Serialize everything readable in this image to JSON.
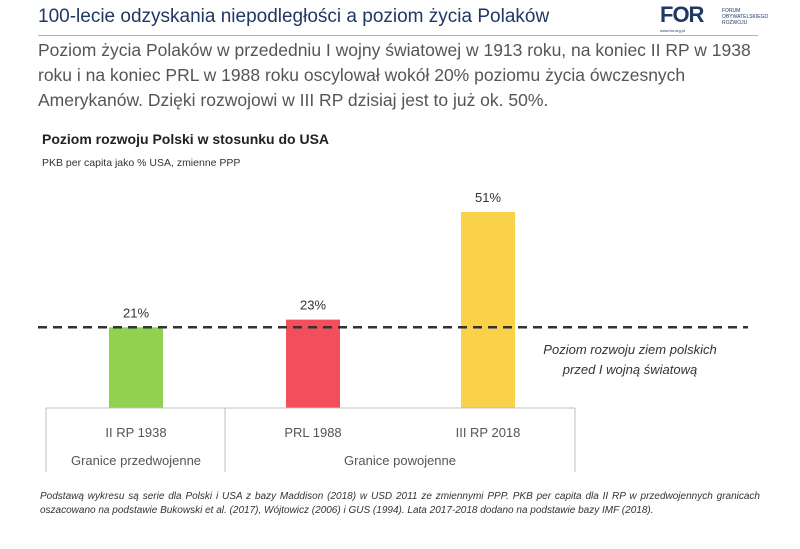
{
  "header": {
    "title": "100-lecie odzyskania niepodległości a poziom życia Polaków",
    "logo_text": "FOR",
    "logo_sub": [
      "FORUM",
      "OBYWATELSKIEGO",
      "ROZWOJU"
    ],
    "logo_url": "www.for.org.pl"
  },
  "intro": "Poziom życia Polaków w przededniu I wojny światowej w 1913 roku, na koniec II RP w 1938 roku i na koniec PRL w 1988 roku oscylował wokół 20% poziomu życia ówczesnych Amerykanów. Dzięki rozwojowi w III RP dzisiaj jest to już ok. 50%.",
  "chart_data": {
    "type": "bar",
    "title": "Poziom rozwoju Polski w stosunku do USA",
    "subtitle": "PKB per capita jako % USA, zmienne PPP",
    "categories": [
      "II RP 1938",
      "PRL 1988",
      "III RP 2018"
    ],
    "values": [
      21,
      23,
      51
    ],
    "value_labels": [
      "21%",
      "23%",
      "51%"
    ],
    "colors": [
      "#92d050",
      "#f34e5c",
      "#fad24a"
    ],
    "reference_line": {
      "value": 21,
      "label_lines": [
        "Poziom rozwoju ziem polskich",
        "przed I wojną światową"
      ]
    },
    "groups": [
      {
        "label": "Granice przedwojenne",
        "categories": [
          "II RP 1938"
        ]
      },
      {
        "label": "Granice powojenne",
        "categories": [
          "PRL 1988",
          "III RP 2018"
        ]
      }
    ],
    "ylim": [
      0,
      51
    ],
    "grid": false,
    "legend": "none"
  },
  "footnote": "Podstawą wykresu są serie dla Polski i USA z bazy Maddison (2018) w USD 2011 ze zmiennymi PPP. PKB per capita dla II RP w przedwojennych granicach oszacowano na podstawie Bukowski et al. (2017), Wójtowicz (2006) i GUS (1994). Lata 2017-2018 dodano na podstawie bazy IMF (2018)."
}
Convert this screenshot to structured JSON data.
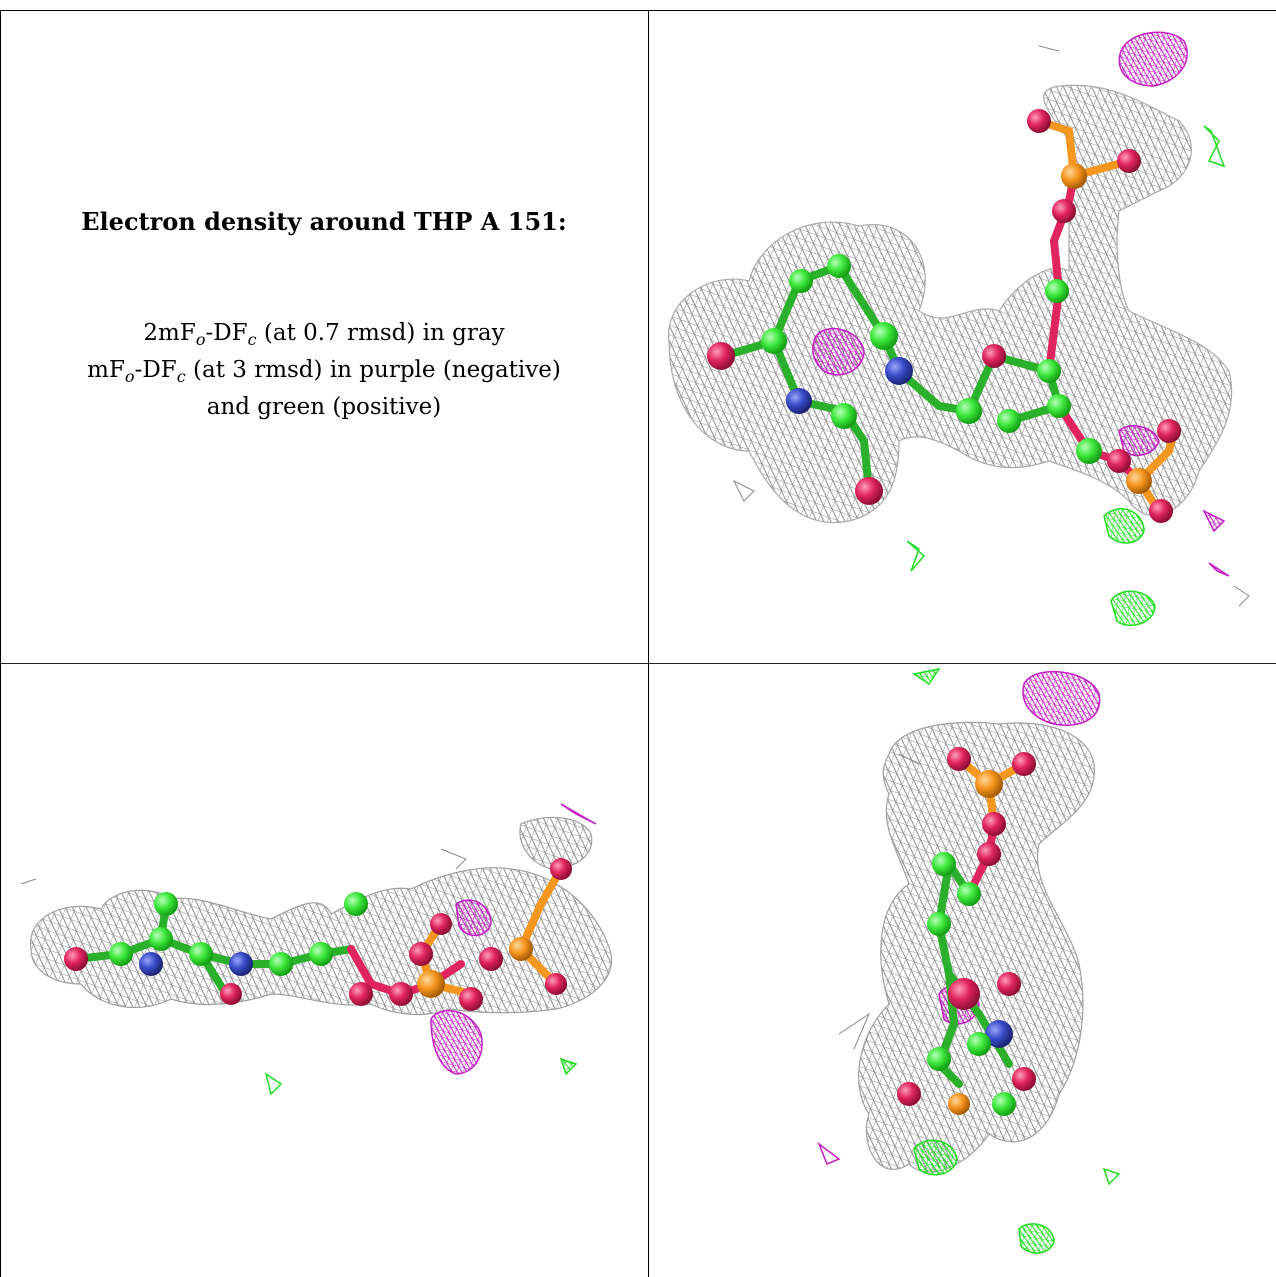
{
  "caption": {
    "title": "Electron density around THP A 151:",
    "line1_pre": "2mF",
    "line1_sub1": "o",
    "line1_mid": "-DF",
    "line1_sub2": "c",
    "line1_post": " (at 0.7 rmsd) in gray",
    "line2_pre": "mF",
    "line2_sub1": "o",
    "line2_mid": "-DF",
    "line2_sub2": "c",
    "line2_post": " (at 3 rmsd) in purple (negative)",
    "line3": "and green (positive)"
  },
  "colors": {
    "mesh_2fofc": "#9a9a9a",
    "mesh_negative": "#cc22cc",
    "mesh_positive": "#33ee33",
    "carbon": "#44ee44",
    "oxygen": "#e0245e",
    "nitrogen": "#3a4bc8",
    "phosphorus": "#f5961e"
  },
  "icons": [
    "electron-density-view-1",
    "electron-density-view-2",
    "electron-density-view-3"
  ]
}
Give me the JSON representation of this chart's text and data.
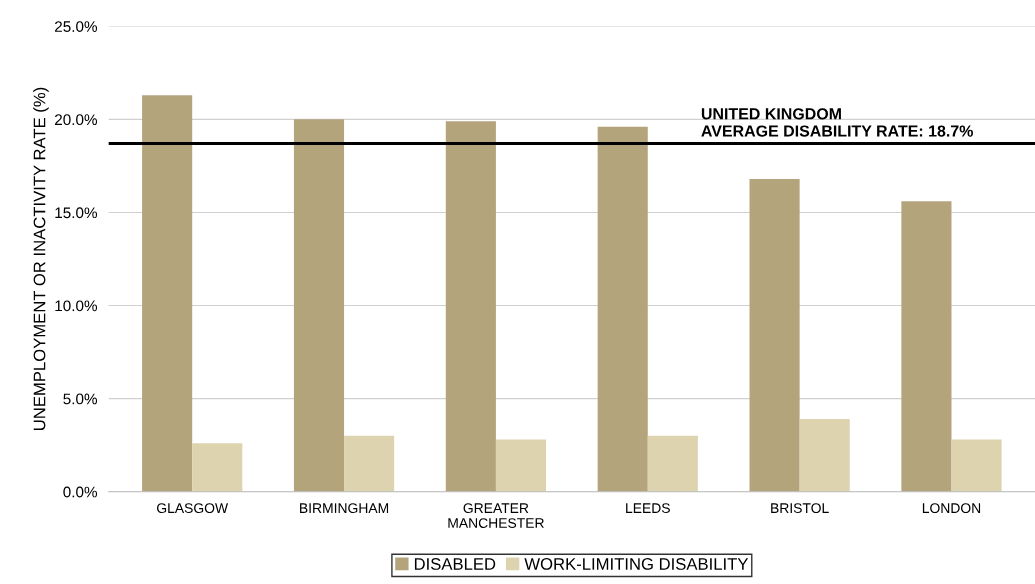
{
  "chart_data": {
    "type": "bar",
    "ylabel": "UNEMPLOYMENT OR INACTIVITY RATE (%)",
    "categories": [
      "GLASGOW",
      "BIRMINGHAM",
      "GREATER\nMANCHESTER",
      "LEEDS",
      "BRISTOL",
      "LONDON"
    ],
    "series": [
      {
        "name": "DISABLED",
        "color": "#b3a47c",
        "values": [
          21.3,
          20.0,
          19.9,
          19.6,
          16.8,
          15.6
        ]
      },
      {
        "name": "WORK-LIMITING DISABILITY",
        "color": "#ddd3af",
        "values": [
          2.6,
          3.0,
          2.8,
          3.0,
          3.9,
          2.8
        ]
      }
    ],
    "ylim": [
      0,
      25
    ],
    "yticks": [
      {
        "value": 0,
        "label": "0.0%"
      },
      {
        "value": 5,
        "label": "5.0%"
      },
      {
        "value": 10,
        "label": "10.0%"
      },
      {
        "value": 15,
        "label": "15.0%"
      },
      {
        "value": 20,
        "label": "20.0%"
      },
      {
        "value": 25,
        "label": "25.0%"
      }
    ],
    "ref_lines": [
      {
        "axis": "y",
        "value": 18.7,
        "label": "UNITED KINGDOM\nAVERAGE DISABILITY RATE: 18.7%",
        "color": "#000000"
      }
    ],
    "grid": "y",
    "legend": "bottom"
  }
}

:::

=== Exercise ===
From the listing, extract all text exactly as given and drop any picture.

=== Solution for this exercise ===
Serialize everything readable in this image to JSON.
{
  "header": {
    "title": "100-lecie odzyskania niepodległości a poziom życia Polaków",
    "logo_text": "FOR",
    "logo_sub": [
      "FORUM",
      "OBYWATELSKIEGO",
      "ROZWOJU"
    ],
    "logo_url": "www.for.org.pl"
  },
  "intro": "Poziom życia Polaków w przededniu I wojny światowej w 1913 roku, na koniec II RP w 1938 roku i na koniec PRL w 1988 roku oscylował wokół 20% poziomu życia ówczesnych Amerykanów. Dzięki rozwojowi w III RP dzisiaj jest to już ok. 50%.",
  "chart_data": {
    "type": "bar",
    "title": "Poziom rozwoju Polski w stosunku do USA",
    "subtitle": "PKB per capita jako % USA, zmienne PPP",
    "categories": [
      "II RP 1938",
      "PRL 1988",
      "III RP 2018"
    ],
    "values": [
      21,
      23,
      51
    ],
    "value_labels": [
      "21%",
      "23%",
      "51%"
    ],
    "colors": [
      "#92d050",
      "#f34e5c",
      "#fad24a"
    ],
    "reference_line": {
      "value": 21,
      "label_lines": [
        "Poziom rozwoju ziem polskich",
        "przed I wojną światową"
      ]
    },
    "groups": [
      {
        "label": "Granice przedwojenne",
        "categories": [
          "II RP 1938"
        ]
      },
      {
        "label": "Granice powojenne",
        "categories": [
          "PRL 1988",
          "III RP 2018"
        ]
      }
    ],
    "ylim": [
      0,
      51
    ],
    "grid": false,
    "legend": "none"
  },
  "footnote": "Podstawą wykresu są serie dla Polski i USA z bazy Maddison (2018) w USD 2011 ze zmiennymi PPP. PKB per capita dla II RP w przedwojennych granicach oszacowano na podstawie Bukowski et al. (2017), Wójtowicz (2006) i GUS (1994). Lata 2017-2018 dodano na podstawie bazy IMF (2018)."
}
Convert this screenshot to structured JSON data.
{
  "caption": {
    "title": "Electron density around THP A 151:",
    "line1_pre": "2mF",
    "line1_sub1": "o",
    "line1_mid": "-DF",
    "line1_sub2": "c",
    "line1_post": " (at 0.7 rmsd) in gray",
    "line2_pre": "mF",
    "line2_sub1": "o",
    "line2_mid": "-DF",
    "line2_sub2": "c",
    "line2_post": " (at 3 rmsd) in purple (negative)",
    "line3": "and green (positive)"
  },
  "colors": {
    "mesh_2fofc": "#9a9a9a",
    "mesh_negative": "#cc22cc",
    "mesh_positive": "#33ee33",
    "carbon": "#44ee44",
    "oxygen": "#e0245e",
    "nitrogen": "#3a4bc8",
    "phosphorus": "#f5961e"
  },
  "icons": [
    "electron-density-view-1",
    "electron-density-view-2",
    "electron-density-view-3"
  ]
}
Give me the JSON representation of this chart's text and data.
{
  "chart_data": {
    "type": "bar",
    "ylabel": "UNEMPLOYMENT OR INACTIVITY RATE (%)",
    "categories": [
      "GLASGOW",
      "BIRMINGHAM",
      "GREATER\nMANCHESTER",
      "LEEDS",
      "BRISTOL",
      "LONDON"
    ],
    "series": [
      {
        "name": "DISABLED",
        "color": "#b3a47c",
        "values": [
          21.3,
          20.0,
          19.9,
          19.6,
          16.8,
          15.6
        ]
      },
      {
        "name": "WORK-LIMITING DISABILITY",
        "color": "#ddd3af",
        "values": [
          2.6,
          3.0,
          2.8,
          3.0,
          3.9,
          2.8
        ]
      }
    ],
    "ylim": [
      0,
      25
    ],
    "yticks": [
      {
        "value": 0,
        "label": "0.0%"
      },
      {
        "value": 5,
        "label": "5.0%"
      },
      {
        "value": 10,
        "label": "10.0%"
      },
      {
        "value": 15,
        "label": "15.0%"
      },
      {
        "value": 20,
        "label": "20.0%"
      },
      {
        "value": 25,
        "label": "25.0%"
      }
    ],
    "ref_lines": [
      {
        "axis": "y",
        "value": 18.7,
        "label": "UNITED KINGDOM\nAVERAGE DISABILITY RATE: 18.7%",
        "color": "#000000"
      }
    ],
    "grid": "y",
    "legend": "bottom"
  }
}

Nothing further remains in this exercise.